Instruction: In the records below, pick out all lines containing the word "this".
"""
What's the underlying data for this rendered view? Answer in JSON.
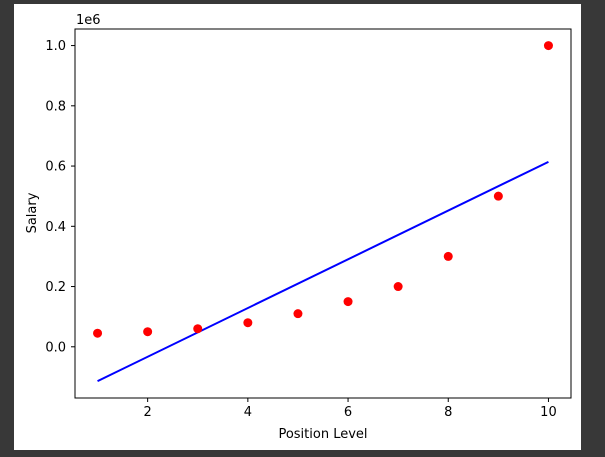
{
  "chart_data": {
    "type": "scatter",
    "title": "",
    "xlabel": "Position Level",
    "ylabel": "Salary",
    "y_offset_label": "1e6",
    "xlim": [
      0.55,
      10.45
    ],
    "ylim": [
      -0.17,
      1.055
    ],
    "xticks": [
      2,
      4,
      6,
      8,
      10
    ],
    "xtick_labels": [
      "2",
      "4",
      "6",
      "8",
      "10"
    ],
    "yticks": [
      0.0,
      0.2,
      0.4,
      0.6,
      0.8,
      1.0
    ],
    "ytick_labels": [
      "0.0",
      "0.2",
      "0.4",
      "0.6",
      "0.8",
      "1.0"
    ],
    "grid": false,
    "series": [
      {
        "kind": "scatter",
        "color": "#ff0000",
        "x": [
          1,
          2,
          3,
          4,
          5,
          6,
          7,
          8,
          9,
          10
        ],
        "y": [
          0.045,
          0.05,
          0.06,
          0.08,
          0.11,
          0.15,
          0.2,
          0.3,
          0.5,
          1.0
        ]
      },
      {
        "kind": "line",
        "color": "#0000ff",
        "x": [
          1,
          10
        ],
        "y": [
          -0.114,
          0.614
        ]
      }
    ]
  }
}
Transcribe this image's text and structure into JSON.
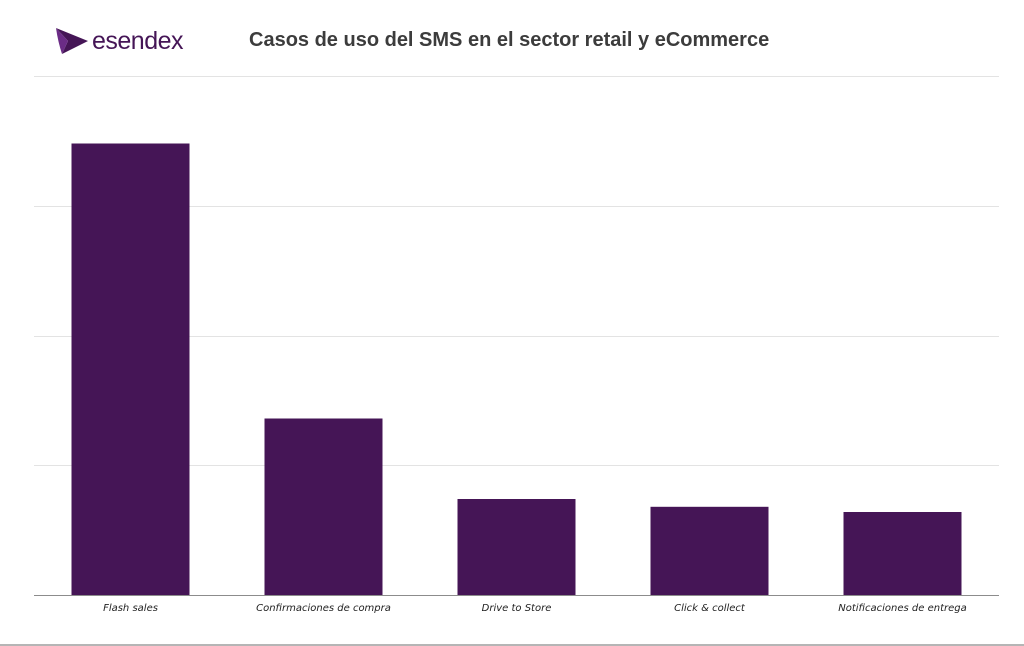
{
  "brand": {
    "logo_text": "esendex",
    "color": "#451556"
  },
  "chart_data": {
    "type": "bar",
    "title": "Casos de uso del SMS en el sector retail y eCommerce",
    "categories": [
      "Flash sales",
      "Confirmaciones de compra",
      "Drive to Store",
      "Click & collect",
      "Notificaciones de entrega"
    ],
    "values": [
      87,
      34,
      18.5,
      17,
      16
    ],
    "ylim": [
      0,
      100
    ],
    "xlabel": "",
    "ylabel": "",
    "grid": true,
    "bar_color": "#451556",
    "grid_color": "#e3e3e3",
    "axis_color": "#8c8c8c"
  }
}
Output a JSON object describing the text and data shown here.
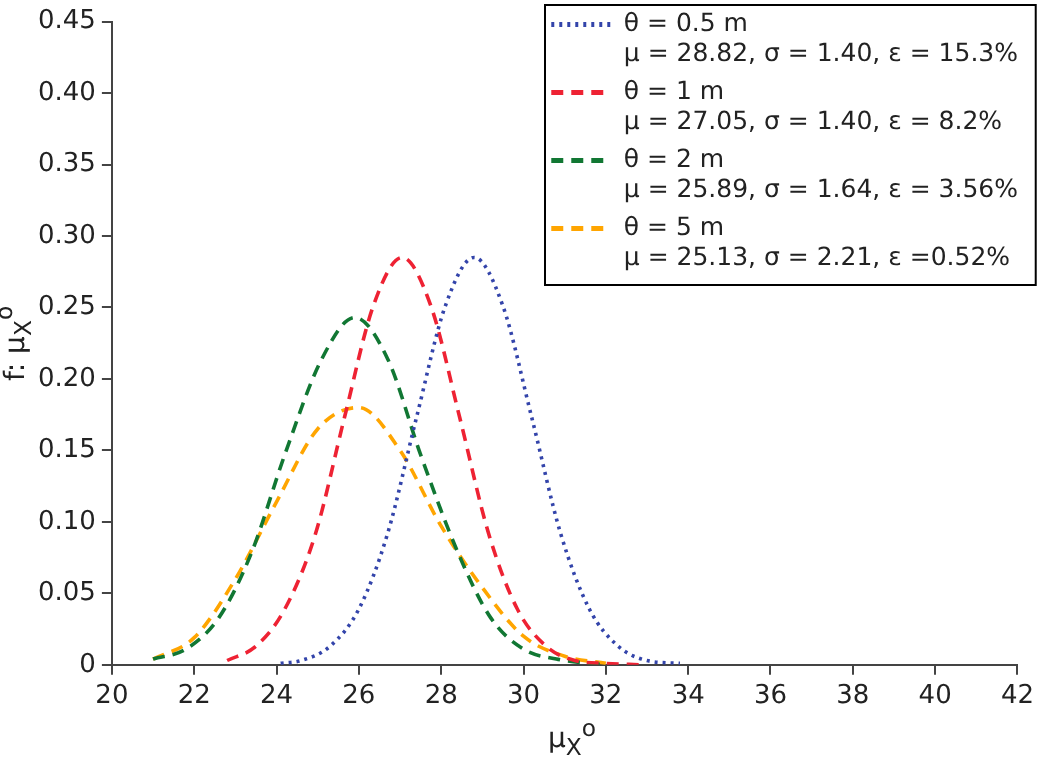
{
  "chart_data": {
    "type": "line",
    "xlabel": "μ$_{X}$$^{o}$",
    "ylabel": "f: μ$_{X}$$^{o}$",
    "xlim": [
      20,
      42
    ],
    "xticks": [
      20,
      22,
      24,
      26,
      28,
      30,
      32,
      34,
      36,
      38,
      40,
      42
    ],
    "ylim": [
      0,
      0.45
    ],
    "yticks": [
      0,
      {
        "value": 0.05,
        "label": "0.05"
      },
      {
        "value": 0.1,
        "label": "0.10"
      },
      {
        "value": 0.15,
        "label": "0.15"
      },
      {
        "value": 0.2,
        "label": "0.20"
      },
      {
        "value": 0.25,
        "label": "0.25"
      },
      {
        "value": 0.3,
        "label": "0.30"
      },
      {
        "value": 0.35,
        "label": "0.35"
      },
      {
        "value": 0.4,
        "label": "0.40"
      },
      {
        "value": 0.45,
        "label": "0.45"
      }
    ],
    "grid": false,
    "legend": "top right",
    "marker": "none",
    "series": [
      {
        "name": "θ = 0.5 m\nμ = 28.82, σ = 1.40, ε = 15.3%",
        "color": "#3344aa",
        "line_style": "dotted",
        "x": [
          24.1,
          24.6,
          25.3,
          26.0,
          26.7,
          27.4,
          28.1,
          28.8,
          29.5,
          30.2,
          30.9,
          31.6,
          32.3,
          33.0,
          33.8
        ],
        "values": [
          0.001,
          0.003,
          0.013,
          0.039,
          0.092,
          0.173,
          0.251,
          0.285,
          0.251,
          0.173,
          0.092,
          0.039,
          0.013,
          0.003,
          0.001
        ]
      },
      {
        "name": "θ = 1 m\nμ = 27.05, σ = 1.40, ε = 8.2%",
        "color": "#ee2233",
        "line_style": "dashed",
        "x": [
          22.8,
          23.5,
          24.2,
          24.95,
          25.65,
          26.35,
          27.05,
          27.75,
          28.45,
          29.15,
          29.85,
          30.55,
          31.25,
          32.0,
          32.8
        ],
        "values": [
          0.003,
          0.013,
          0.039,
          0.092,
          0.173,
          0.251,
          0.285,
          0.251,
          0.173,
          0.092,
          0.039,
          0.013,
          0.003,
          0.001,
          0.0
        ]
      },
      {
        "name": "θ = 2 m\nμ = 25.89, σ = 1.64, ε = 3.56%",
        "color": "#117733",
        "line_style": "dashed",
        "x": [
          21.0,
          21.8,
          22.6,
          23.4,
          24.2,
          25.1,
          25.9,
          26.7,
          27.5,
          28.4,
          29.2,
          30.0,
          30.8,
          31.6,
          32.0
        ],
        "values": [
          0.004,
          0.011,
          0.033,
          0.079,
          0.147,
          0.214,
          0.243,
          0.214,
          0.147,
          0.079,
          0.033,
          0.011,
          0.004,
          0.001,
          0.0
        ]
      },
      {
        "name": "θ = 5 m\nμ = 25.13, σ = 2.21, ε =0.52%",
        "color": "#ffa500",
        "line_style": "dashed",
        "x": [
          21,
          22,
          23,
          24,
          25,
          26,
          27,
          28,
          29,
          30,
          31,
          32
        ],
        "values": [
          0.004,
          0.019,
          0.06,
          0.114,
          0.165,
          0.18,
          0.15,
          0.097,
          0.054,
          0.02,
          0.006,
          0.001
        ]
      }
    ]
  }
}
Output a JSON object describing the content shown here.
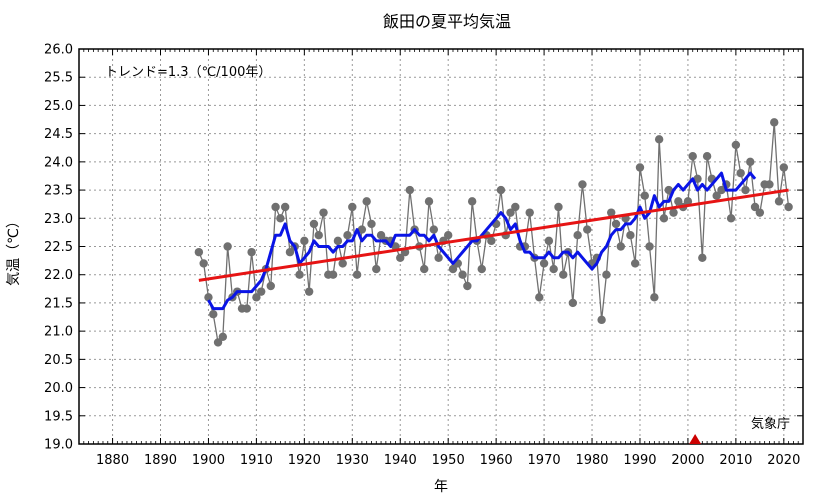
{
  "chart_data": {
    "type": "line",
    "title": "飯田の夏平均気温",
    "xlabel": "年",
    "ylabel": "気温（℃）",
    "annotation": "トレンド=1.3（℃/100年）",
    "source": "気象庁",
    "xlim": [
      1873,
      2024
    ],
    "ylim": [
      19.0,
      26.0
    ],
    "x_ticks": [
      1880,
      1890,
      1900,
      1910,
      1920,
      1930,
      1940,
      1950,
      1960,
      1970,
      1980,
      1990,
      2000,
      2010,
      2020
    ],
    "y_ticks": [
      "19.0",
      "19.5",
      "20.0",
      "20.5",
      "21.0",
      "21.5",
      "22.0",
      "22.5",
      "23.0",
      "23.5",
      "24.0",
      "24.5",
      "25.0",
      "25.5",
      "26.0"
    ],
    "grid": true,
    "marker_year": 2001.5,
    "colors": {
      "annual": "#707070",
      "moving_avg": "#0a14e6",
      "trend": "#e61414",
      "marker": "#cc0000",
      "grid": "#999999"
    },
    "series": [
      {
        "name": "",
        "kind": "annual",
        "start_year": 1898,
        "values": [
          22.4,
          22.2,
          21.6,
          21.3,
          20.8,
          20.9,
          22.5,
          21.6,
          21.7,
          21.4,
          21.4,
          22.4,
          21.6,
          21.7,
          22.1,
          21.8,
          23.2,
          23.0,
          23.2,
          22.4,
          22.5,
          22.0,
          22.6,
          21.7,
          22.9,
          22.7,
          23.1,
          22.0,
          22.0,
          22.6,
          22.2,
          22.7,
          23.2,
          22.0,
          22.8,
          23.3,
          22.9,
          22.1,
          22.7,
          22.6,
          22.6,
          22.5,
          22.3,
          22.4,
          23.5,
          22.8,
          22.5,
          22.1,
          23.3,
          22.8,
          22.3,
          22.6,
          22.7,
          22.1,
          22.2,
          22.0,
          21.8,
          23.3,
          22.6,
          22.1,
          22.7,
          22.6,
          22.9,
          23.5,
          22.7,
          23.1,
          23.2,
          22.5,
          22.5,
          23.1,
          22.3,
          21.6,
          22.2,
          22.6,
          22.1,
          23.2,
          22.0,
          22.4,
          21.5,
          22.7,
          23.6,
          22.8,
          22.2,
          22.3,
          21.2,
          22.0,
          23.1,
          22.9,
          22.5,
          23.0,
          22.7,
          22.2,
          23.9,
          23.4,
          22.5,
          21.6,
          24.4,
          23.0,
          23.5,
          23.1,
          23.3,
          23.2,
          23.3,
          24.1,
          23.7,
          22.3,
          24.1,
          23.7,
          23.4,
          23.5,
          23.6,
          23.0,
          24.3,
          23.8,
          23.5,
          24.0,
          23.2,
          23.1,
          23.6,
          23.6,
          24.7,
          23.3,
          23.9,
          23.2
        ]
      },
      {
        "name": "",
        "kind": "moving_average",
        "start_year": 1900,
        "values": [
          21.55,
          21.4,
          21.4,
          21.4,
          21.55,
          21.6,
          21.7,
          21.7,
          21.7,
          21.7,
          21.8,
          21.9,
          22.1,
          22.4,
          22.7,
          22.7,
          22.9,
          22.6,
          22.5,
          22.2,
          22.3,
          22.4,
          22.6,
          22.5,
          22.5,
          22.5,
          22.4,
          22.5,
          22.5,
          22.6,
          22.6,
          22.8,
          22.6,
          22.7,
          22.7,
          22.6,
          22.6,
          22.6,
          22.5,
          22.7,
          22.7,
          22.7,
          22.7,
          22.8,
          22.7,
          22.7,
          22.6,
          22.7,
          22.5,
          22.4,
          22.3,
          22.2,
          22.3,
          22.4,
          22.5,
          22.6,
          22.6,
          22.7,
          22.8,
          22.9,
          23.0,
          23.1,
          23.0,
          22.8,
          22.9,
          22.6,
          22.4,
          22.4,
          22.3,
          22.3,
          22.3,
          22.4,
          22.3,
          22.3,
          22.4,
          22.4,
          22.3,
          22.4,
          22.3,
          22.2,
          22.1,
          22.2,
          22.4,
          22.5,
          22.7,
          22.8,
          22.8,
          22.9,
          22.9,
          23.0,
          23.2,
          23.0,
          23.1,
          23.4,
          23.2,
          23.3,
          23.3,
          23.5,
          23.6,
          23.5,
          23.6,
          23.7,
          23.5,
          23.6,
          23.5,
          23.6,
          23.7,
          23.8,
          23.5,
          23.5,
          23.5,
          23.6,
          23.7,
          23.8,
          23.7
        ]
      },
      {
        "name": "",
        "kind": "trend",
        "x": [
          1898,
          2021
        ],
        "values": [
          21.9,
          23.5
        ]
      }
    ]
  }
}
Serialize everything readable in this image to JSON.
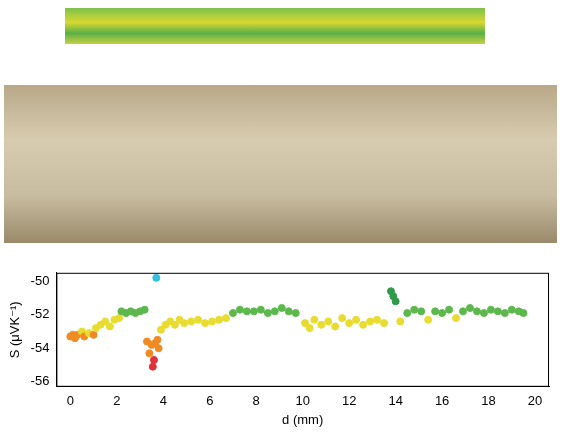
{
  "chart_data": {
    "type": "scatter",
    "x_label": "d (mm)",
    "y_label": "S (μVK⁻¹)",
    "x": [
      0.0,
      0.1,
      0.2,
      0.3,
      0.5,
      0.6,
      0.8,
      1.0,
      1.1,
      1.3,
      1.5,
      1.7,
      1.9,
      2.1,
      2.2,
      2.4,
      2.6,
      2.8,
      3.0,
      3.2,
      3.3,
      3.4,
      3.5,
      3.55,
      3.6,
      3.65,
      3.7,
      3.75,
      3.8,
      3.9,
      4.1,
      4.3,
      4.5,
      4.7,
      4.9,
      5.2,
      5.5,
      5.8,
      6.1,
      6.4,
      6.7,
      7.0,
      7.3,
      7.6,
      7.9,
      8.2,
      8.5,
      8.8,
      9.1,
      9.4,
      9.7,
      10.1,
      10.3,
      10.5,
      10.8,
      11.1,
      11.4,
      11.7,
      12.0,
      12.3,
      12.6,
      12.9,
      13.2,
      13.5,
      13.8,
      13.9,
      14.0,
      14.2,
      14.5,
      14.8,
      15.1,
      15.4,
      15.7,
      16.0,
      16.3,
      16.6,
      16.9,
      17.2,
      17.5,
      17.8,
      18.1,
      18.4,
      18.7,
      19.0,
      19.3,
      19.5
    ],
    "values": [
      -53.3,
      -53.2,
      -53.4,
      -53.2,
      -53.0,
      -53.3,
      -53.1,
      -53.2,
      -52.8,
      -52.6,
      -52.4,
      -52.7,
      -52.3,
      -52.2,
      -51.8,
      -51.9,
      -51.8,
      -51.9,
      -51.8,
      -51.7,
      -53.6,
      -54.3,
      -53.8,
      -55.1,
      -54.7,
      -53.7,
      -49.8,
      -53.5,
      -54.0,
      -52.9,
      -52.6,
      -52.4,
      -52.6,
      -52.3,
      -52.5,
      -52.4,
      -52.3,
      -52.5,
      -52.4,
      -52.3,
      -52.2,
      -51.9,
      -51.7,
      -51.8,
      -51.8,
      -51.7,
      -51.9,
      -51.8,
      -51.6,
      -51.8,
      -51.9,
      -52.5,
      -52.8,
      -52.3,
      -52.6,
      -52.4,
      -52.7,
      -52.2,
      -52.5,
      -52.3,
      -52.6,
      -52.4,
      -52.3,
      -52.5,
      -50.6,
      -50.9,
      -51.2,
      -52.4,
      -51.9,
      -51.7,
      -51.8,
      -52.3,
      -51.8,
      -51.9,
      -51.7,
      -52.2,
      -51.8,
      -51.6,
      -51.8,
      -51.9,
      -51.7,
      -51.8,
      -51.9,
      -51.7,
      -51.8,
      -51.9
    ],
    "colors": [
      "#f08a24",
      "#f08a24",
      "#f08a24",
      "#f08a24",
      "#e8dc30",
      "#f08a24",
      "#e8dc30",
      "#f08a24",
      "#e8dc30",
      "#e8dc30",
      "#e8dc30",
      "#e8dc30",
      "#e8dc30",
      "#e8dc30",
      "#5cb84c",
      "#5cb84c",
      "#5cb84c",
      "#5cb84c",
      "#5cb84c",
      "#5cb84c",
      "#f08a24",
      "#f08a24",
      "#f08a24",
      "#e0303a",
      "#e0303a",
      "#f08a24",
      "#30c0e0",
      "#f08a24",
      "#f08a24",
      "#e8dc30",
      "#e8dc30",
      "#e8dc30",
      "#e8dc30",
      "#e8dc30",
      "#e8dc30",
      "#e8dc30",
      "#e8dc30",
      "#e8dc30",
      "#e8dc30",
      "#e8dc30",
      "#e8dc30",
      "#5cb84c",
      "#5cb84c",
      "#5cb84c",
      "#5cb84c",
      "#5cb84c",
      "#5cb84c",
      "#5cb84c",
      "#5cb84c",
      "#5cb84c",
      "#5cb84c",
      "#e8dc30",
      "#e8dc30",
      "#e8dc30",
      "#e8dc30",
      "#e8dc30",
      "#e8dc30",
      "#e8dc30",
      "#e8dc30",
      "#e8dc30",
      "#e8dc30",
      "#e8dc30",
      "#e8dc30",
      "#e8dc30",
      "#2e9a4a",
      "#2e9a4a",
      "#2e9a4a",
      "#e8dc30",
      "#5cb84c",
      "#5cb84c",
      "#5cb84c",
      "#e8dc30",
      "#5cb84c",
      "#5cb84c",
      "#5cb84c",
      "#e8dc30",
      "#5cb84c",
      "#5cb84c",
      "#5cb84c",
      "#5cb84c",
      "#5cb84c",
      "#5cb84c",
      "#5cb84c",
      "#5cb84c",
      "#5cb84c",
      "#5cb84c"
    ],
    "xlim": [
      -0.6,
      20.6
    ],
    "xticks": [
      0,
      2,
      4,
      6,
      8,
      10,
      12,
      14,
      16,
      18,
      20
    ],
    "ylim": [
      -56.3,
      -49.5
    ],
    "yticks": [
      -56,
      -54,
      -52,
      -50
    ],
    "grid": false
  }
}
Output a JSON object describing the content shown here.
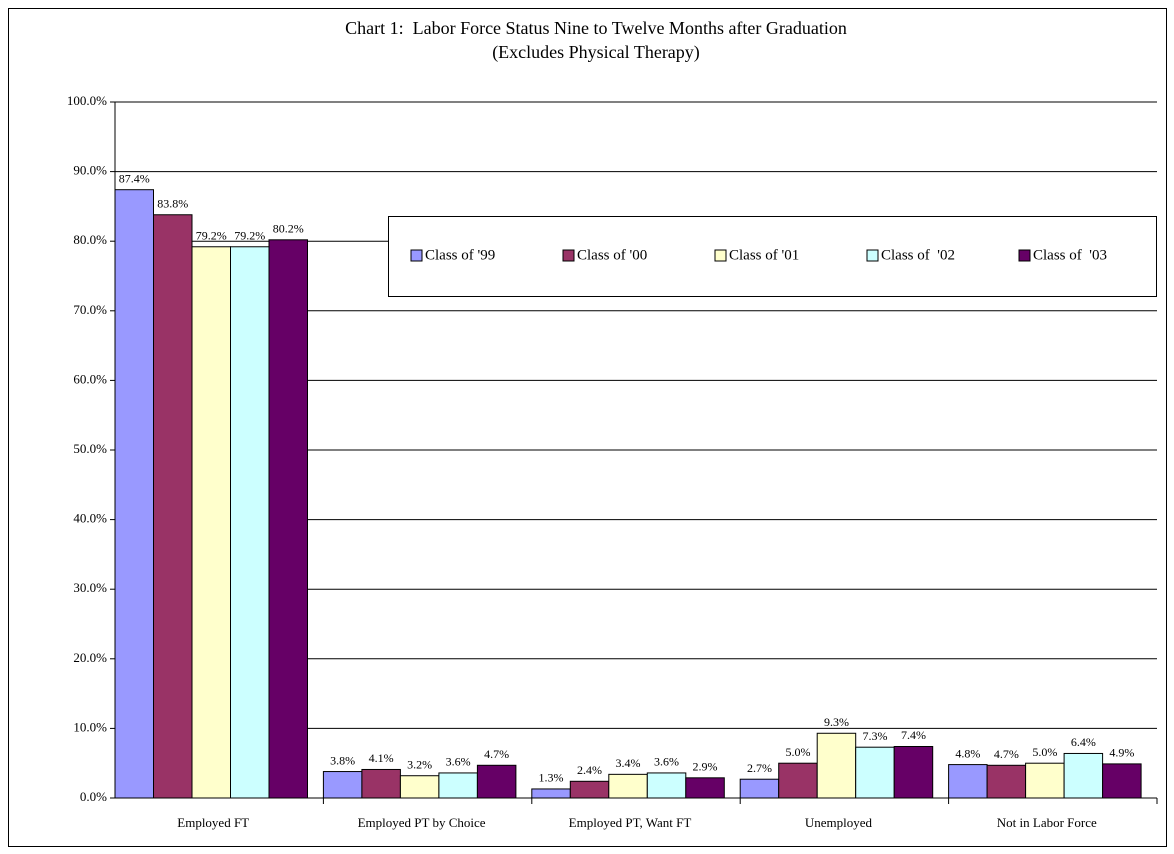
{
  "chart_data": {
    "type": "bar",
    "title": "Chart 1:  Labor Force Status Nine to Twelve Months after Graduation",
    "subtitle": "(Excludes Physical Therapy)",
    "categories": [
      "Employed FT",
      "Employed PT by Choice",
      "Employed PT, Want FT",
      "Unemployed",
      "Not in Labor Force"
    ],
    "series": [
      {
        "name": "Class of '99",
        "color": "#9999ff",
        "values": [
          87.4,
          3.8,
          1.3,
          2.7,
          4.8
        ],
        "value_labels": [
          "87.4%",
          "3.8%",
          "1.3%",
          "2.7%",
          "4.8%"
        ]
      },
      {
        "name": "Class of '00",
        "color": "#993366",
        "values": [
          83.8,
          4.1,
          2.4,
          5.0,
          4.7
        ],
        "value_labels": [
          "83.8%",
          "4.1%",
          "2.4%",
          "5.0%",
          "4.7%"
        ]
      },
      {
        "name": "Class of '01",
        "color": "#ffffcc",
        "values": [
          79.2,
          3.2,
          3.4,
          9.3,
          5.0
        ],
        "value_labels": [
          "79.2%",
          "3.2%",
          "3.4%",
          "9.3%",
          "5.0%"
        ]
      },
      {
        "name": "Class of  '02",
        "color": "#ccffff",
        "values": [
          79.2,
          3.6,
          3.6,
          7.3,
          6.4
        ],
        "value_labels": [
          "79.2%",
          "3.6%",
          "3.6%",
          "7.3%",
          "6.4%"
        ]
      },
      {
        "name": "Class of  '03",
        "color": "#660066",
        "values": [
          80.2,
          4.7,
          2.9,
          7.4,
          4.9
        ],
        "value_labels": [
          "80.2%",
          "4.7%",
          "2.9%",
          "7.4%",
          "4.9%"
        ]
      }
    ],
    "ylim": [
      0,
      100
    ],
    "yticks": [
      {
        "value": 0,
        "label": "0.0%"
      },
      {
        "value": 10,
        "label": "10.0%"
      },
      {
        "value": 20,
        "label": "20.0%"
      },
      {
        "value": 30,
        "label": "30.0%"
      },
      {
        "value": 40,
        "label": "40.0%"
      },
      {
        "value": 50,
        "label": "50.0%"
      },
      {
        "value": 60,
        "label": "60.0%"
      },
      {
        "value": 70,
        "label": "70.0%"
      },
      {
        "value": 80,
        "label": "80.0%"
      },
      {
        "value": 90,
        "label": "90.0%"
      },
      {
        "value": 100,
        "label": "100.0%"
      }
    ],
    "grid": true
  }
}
"""
The solution:
What's the underlying data for this rendered view? Answer in JSON.
Transcribe this image's text and structure into JSON.
Serialize everything readable in this image to JSON.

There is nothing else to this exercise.